▸ **EXERCISE INSTRUCTIONS**
In the material below, find each line holding the string "Strips" and copy it.
──────── WORKING DATA ────────
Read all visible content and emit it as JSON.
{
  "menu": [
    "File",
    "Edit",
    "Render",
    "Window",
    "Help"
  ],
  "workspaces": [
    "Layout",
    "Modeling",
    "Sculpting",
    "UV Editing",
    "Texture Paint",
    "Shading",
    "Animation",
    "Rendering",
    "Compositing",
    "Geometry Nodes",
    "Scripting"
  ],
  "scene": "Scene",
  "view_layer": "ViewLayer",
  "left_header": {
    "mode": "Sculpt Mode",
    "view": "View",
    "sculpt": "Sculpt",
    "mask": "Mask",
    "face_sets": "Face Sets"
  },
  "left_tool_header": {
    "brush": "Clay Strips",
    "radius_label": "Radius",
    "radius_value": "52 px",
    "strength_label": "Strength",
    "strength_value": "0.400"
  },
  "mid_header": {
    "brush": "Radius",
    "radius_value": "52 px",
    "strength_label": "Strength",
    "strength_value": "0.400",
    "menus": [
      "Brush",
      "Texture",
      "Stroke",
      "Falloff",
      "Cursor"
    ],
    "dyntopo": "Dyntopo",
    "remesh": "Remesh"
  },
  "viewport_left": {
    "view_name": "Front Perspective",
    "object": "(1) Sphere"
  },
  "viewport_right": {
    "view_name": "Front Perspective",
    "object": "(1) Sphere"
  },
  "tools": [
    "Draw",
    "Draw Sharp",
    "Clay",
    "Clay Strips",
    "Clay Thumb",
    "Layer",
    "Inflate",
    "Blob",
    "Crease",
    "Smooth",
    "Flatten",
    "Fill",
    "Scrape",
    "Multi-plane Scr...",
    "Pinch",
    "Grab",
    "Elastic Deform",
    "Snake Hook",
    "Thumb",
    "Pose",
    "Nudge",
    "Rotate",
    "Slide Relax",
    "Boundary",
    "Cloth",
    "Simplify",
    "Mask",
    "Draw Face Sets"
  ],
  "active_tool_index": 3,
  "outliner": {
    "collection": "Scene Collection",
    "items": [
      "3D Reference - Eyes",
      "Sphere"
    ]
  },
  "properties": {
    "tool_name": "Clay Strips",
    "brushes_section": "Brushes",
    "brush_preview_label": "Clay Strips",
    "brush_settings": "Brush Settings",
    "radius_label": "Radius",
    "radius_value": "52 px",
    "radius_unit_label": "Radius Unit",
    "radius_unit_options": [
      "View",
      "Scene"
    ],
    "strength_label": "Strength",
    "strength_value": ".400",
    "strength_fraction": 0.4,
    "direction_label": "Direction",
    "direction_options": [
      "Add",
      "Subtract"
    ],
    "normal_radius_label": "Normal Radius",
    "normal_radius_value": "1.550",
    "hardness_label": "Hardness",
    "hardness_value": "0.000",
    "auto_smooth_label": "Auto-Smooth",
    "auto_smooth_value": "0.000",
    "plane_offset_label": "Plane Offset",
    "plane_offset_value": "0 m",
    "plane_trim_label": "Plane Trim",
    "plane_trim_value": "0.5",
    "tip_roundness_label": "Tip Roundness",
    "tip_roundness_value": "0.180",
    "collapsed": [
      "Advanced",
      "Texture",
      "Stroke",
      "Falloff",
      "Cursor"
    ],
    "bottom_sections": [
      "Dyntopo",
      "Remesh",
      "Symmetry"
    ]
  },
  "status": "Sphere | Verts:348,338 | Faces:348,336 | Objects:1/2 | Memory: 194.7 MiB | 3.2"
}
────────
▸ **TASK SOLUTION**
    "brush": "Clay Strips",
    "Clay Strips",
    "tool_name": "Clay Strips",
    "brush_preview_label": "Clay Strips",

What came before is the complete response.